WRITTEN TASK >> The listing below is to be output in its exact form.

▬▬▬▬▬▬▬▬▬▬

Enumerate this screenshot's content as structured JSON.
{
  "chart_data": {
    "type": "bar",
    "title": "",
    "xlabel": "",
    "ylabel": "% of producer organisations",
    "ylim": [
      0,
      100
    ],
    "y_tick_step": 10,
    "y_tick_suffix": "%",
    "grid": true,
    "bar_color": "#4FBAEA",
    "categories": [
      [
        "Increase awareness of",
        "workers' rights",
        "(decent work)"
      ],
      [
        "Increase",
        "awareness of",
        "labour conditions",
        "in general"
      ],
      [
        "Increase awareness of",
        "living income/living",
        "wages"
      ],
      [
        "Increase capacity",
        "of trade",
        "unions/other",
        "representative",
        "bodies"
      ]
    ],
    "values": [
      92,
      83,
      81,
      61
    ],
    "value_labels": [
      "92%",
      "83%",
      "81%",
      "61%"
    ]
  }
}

▬▬▬▬▬▬▬▬▬▬

SOLUTION TO THIS EXERCISE >>
Enumerate this screenshot's content as structured JSON.
{
  "chart_data": {
    "type": "bar",
    "title": "",
    "xlabel": "",
    "ylabel": "% of producer organisations",
    "ylim": [
      0,
      100
    ],
    "y_tick_step": 10,
    "y_tick_suffix": "%",
    "grid": true,
    "bar_color": "#4FBAEA",
    "categories": [
      [
        "Increase awareness of",
        "workers' rights",
        "(decent work)"
      ],
      [
        "Increase",
        "awareness of",
        "labour conditions",
        "in general"
      ],
      [
        "Increase awareness of",
        "living income/living",
        "wages"
      ],
      [
        "Increase capacity",
        "of trade",
        "unions/other",
        "representative",
        "bodies"
      ]
    ],
    "values": [
      92,
      83,
      81,
      61
    ],
    "value_labels": [
      "92%",
      "83%",
      "81%",
      "61%"
    ]
  }
}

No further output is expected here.